**INSTRUCTIONS FOR THE TASK**
Put each non-blank line from the entries below into a numbered list.

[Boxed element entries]
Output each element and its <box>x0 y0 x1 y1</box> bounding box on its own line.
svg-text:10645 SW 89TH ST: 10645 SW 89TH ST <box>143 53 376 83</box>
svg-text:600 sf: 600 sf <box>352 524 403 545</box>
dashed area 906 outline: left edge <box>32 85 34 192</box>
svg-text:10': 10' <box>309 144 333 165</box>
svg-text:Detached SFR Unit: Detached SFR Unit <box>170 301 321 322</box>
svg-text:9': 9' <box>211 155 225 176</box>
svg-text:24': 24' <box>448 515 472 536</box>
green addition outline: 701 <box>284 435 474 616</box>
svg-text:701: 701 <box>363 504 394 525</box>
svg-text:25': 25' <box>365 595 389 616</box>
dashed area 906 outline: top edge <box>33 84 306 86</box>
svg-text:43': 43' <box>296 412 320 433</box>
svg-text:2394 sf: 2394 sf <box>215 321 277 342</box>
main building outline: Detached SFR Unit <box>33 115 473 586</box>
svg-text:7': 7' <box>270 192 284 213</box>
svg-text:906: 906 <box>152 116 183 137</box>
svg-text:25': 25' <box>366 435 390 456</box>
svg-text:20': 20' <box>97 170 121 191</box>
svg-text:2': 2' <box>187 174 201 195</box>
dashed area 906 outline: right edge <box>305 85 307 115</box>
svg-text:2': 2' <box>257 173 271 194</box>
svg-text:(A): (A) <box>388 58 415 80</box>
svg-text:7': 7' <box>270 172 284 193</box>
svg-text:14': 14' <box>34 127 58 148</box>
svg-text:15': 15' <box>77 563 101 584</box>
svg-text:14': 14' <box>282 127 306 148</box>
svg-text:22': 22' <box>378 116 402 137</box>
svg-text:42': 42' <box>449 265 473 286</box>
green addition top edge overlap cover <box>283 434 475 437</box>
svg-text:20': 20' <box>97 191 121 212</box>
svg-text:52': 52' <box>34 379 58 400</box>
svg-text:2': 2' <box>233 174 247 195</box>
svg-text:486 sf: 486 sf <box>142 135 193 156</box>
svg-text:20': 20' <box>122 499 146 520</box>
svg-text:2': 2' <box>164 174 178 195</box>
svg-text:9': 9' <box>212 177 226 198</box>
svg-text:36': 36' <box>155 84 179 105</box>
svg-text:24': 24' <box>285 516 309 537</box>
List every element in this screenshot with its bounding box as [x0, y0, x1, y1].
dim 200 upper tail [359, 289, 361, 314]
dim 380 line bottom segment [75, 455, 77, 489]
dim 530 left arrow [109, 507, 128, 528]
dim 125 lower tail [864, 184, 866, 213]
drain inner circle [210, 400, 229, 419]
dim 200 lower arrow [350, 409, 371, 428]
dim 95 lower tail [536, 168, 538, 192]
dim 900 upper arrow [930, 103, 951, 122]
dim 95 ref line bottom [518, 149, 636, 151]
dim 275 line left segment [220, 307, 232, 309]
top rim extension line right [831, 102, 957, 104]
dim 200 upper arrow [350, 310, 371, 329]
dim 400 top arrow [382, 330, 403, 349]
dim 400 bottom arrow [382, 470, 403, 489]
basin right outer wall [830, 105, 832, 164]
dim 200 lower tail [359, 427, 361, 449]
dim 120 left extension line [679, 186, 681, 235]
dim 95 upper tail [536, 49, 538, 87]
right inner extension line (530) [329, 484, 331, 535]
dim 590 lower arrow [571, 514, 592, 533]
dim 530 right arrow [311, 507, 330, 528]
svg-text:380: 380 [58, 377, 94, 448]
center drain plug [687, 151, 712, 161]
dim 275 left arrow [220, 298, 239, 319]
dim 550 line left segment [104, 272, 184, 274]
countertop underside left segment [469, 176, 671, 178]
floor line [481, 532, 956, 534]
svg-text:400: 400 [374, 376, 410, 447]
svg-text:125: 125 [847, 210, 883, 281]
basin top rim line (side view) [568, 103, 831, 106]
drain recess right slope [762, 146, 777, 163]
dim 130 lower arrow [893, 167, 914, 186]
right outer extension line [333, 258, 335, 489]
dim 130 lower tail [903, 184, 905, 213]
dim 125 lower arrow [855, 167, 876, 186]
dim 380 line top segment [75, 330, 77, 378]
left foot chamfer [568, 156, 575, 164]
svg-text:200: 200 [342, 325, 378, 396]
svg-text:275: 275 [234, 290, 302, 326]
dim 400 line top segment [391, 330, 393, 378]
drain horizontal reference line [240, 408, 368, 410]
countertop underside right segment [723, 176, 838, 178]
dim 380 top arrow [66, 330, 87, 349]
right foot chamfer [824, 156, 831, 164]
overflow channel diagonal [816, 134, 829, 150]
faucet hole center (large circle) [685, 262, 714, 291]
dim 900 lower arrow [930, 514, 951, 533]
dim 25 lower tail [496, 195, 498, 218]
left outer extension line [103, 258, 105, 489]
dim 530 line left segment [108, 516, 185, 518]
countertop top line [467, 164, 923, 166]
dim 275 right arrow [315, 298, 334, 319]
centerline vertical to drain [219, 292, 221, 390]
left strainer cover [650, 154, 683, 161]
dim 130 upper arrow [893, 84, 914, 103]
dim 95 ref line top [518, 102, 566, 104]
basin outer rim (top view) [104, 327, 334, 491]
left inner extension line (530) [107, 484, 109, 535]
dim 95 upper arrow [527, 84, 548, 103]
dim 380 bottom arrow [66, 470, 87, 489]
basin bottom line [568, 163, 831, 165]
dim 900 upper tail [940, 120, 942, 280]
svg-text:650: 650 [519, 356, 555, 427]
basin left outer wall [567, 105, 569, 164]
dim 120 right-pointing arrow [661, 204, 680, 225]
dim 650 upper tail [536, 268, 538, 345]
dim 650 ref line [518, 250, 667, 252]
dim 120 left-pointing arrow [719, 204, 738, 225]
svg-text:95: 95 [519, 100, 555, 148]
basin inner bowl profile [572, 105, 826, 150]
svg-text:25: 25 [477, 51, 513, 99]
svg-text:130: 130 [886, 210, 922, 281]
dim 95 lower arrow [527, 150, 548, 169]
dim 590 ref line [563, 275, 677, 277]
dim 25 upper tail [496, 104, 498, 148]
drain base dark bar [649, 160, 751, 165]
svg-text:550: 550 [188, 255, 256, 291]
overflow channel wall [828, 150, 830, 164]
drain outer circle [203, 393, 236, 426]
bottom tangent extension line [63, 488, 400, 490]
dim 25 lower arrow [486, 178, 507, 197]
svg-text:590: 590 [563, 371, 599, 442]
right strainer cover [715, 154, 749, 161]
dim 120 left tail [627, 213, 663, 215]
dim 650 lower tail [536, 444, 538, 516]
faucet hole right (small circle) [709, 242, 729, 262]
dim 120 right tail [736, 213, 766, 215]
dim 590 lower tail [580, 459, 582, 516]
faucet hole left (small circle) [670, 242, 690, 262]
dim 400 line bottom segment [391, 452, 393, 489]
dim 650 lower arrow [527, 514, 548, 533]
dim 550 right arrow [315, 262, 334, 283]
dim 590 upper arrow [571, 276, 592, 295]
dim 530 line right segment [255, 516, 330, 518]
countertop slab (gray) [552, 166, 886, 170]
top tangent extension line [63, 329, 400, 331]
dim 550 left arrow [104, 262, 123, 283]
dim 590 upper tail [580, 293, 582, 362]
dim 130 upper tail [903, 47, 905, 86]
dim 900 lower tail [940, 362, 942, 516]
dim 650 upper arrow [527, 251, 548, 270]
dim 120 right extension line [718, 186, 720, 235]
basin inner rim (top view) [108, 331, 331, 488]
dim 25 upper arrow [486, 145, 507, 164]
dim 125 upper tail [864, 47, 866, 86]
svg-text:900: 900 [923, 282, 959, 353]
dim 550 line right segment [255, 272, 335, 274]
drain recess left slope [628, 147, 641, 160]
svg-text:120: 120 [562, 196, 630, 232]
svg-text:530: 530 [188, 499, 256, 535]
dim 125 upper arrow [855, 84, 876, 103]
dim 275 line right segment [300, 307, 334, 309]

**EXERCISE ANSWER**
1. Output each element and its <box>x0 y0 x1 y1</box> bounding box on its own line.
2. svg-text:10645 SW 89TH ST: 10645 SW 89TH ST <box>143 53 376 83</box>
3. svg-text:600 sf: 600 sf <box>352 524 403 545</box>
4. dashed area 906 outline: left edge <box>32 85 34 192</box>
5. svg-text:10': 10' <box>309 144 333 165</box>
6. svg-text:Detached SFR Unit: Detached SFR Unit <box>170 301 321 322</box>
7. svg-text:9': 9' <box>211 155 225 176</box>
8. svg-text:24': 24' <box>448 515 472 536</box>
9. green addition outline: 701 <box>284 435 474 616</box>
10. svg-text:701: 701 <box>363 504 394 525</box>
11. svg-text:25': 25' <box>365 595 389 616</box>
12. dashed area 906 outline: top edge <box>33 84 306 86</box>
13. svg-text:43': 43' <box>296 412 320 433</box>
14. svg-text:2394 sf: 2394 sf <box>215 321 277 342</box>
15. main building outline: Detached SFR Unit <box>33 115 473 586</box>
16. svg-text:7': 7' <box>270 192 284 213</box>
17. svg-text:906: 906 <box>152 116 183 137</box>
18. svg-text:25': 25' <box>366 435 390 456</box>
19. svg-text:20': 20' <box>97 170 121 191</box>
20. svg-text:2': 2' <box>187 174 201 195</box>
21. dashed area 906 outline: right edge <box>305 85 307 115</box>
22. svg-text:2': 2' <box>257 173 271 194</box>
23. svg-text:(A): (A) <box>388 58 415 80</box>
24. svg-text:7': 7' <box>270 172 284 193</box>
25. svg-text:14': 14' <box>34 127 58 148</box>
26. svg-text:15': 15' <box>77 563 101 584</box>
27. svg-text:14': 14' <box>282 127 306 148</box>
28. svg-text:22': 22' <box>378 116 402 137</box>
29. svg-text:42': 42' <box>449 265 473 286</box>
30. green addition top edge overlap cover <box>283 434 475 437</box>
31. svg-text:20': 20' <box>97 191 121 212</box>
32. svg-text:52': 52' <box>34 379 58 400</box>
33. svg-text:2': 2' <box>233 174 247 195</box>
34. svg-text:486 sf: 486 sf <box>142 135 193 156</box>
35. svg-text:20': 20' <box>122 499 146 520</box>
36. svg-text:2': 2' <box>164 174 178 195</box>
37. svg-text:9': 9' <box>212 177 226 198</box>
38. svg-text:36': 36' <box>155 84 179 105</box>
39. svg-text:24': 24' <box>285 516 309 537</box>
40. List every element in this screenshot with its bounding box as [x0, y0, x1, y1].
41. dim 200 upper tail [359, 289, 361, 314]
42. dim 380 line bottom segment [75, 455, 77, 489]
43. dim 530 left arrow [109, 507, 128, 528]
44. dim 125 lower tail [864, 184, 866, 213]
45. drain inner circle [210, 400, 229, 419]
46. dim 200 lower arrow [350, 409, 371, 428]
47. dim 95 lower tail [536, 168, 538, 192]
48. dim 900 upper arrow [930, 103, 951, 122]
49. dim 95 ref line bottom [518, 149, 636, 151]
50. dim 275 line left segment [220, 307, 232, 309]
51. top rim extension line right [831, 102, 957, 104]
52. dim 200 upper arrow [350, 310, 371, 329]
53. dim 400 top arrow [382, 330, 403, 349]
54. dim 400 bottom arrow [382, 470, 403, 489]
55. basin right outer wall [830, 105, 832, 164]
56. dim 200 lower tail [359, 427, 361, 449]
57. dim 120 left extension line [679, 186, 681, 235]
58. dim 95 upper tail [536, 49, 538, 87]
59. right inner extension line (530) [329, 484, 331, 535]
60. dim 590 lower arrow [571, 514, 592, 533]
61. dim 530 right arrow [311, 507, 330, 528]
62. svg-text:380: 380 [58, 377, 94, 448]
63. center drain plug [687, 151, 712, 161]
64. dim 275 left arrow [220, 298, 239, 319]
65. dim 550 line left segment [104, 272, 184, 274]
66. countertop underside left segment [469, 176, 671, 178]
67. floor line [481, 532, 956, 534]
68. svg-text:400: 400 [374, 376, 410, 447]
69. svg-text:125: 125 [847, 210, 883, 281]
70. basin top rim line (side view) [568, 103, 831, 106]
71. drain recess right slope [762, 146, 777, 163]
72. dim 130 lower arrow [893, 167, 914, 186]
73. right outer extension line [333, 258, 335, 489]
74. dim 130 lower tail [903, 184, 905, 213]
75. dim 125 lower arrow [855, 167, 876, 186]
76. dim 380 line top segment [75, 330, 77, 378]
77. left foot chamfer [568, 156, 575, 164]
78. svg-text:200: 200 [342, 325, 378, 396]
79. svg-text:275: 275 [234, 290, 302, 326]
80. dim 400 line top segment [391, 330, 393, 378]
81. drain horizontal reference line [240, 408, 368, 410]
82. countertop underside right segment [723, 176, 838, 178]
83. dim 380 top arrow [66, 330, 87, 349]
84. right foot chamfer [824, 156, 831, 164]
85. overflow channel diagonal [816, 134, 829, 150]
86. faucet hole center (large circle) [685, 262, 714, 291]
87. dim 900 lower arrow [930, 514, 951, 533]
88. dim 25 lower tail [496, 195, 498, 218]
89. left outer extension line [103, 258, 105, 489]
90. dim 530 line left segment [108, 516, 185, 518]
91. countertop top line [467, 164, 923, 166]
92. dim 275 right arrow [315, 298, 334, 319]
93. centerline vertical to drain [219, 292, 221, 390]
94. left strainer cover [650, 154, 683, 161]
95. dim 130 upper arrow [893, 84, 914, 103]
96. dim 95 ref line top [518, 102, 566, 104]
97. basin outer rim (top view) [104, 327, 334, 491]
98. left inner extension line (530) [107, 484, 109, 535]
99. dim 95 upper arrow [527, 84, 548, 103]
100. dim 380 bottom arrow [66, 470, 87, 489]
101. basin bottom line [568, 163, 831, 165]
102. dim 900 upper tail [940, 120, 942, 280]
103. svg-text:650: 650 [519, 356, 555, 427]
104. basin left outer wall [567, 105, 569, 164]
105. dim 120 right-pointing arrow [661, 204, 680, 225]
106. dim 650 upper tail [536, 268, 538, 345]
107. dim 650 ref line [518, 250, 667, 252]
108. dim 120 left-pointing arrow [719, 204, 738, 225]
109. svg-text:95: 95 [519, 100, 555, 148]
110. basin inner bowl profile [572, 105, 826, 150]
111. svg-text:25: 25 [477, 51, 513, 99]
112. svg-text:130: 130 [886, 210, 922, 281]
113. dim 95 lower arrow [527, 150, 548, 169]
114. dim 590 ref line [563, 275, 677, 277]
115. dim 25 upper tail [496, 104, 498, 148]
116. drain base dark bar [649, 160, 751, 165]
117. svg-text:550: 550 [188, 255, 256, 291]
118. overflow channel wall [828, 150, 830, 164]
119. drain outer circle [203, 393, 236, 426]
120. bottom tangent extension line [63, 488, 400, 490]
121. dim 25 lower arrow [486, 178, 507, 197]
122. svg-text:590: 590 [563, 371, 599, 442]
123. right strainer cover [715, 154, 749, 161]
124. dim 120 left tail [627, 213, 663, 215]
125. dim 650 lower tail [536, 444, 538, 516]
126. faucet hole right (small circle) [709, 242, 729, 262]
127. dim 120 right tail [736, 213, 766, 215]
128. dim 590 lower tail [580, 459, 582, 516]
129. faucet hole left (small circle) [670, 242, 690, 262]
130. dim 400 line bottom segment [391, 452, 393, 489]
131. dim 650 lower arrow [527, 514, 548, 533]
132. dim 550 right arrow [315, 262, 334, 283]
133. dim 590 upper arrow [571, 276, 592, 295]
134. dim 530 line right segment [255, 516, 330, 518]
135. countertop slab (gray) [552, 166, 886, 170]
136. top tangent extension line [63, 329, 400, 331]
137. dim 550 left arrow [104, 262, 123, 283]
138. dim 590 upper tail [580, 293, 582, 362]
139. dim 130 upper tail [903, 47, 905, 86]
140. dim 900 lower tail [940, 362, 942, 516]
141. dim 650 upper arrow [527, 251, 548, 270]
142. dim 120 right extension line [718, 186, 720, 235]
143. basin inner rim (top view) [108, 331, 331, 488]
144. dim 25 upper arrow [486, 145, 507, 164]
145. dim 125 upper tail [864, 47, 866, 86]
146. svg-text:900: 900 [923, 282, 959, 353]
147. dim 550 line right segment [255, 272, 335, 274]
148. drain recess left slope [628, 147, 641, 160]
149. svg-text:120: 120 [562, 196, 630, 232]
150. svg-text:530: 530 [188, 499, 256, 535]
151. dim 125 upper arrow [855, 84, 876, 103]
152. dim 275 line right segment [300, 307, 334, 309]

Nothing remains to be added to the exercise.